WHAT IS ASKED:
Repeat the listing word for word. No pictures belong in the copy.

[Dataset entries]
↓

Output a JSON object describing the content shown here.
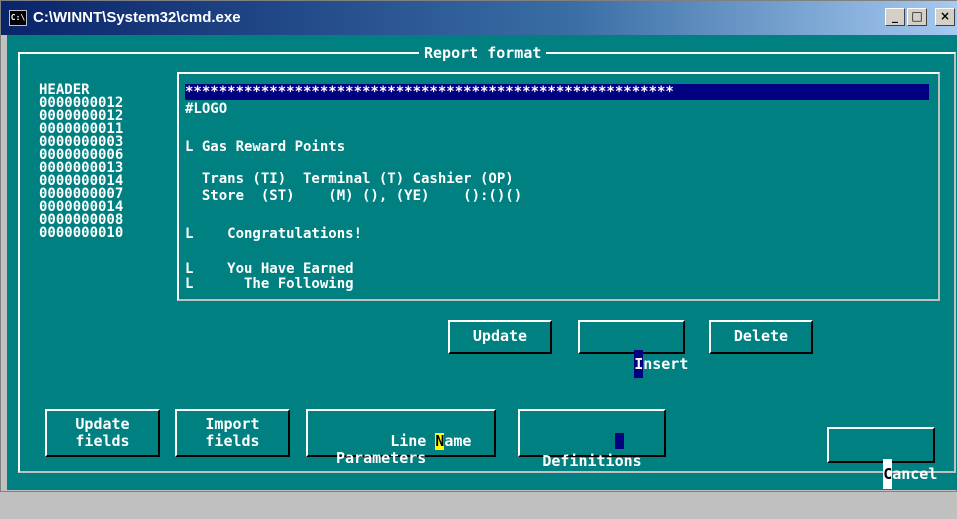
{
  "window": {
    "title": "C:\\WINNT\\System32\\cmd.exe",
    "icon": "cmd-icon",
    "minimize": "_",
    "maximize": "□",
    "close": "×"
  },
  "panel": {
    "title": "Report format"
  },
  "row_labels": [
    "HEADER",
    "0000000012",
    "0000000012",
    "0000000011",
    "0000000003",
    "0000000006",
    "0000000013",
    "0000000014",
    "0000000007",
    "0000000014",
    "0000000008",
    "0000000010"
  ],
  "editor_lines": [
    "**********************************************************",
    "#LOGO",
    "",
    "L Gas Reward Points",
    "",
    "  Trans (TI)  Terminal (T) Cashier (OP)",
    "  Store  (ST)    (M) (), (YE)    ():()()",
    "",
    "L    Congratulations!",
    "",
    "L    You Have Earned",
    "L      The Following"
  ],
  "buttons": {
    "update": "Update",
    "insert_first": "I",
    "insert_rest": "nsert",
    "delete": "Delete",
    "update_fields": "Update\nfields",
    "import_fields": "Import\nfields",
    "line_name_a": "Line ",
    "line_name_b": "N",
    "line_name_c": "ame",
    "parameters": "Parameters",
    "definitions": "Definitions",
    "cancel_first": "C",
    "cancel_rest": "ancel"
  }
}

↑

TASK ANSWER:
Output a JSON object describing the content shown here.
{
  "window": {
    "title": "C:\\WINNT\\System32\\cmd.exe",
    "icon": "cmd-icon",
    "minimize": "_",
    "maximize": "□",
    "close": "×"
  },
  "panel": {
    "title": "Report format"
  },
  "row_labels": [
    "HEADER",
    "0000000012",
    "0000000012",
    "0000000011",
    "0000000003",
    "0000000006",
    "0000000013",
    "0000000014",
    "0000000007",
    "0000000014",
    "0000000008",
    "0000000010"
  ],
  "editor_lines": [
    "**********************************************************",
    "#LOGO",
    "",
    "L Gas Reward Points",
    "",
    "  Trans (TI)  Terminal (T) Cashier (OP)",
    "  Store  (ST)    (M) (), (YE)    ():()()",
    "",
    "L    Congratulations!",
    "",
    "L    You Have Earned",
    "L      The Following"
  ],
  "buttons": {
    "update": "Update",
    "insert_first": "I",
    "insert_rest": "nsert",
    "delete": "Delete",
    "update_fields": "Update\nfields",
    "import_fields": "Import\nfields",
    "line_name_a": "Line ",
    "line_name_b": "N",
    "line_name_c": "ame",
    "parameters": "Parameters",
    "definitions": "Definitions",
    "cancel_first": "C",
    "cancel_rest": "ancel"
  }
}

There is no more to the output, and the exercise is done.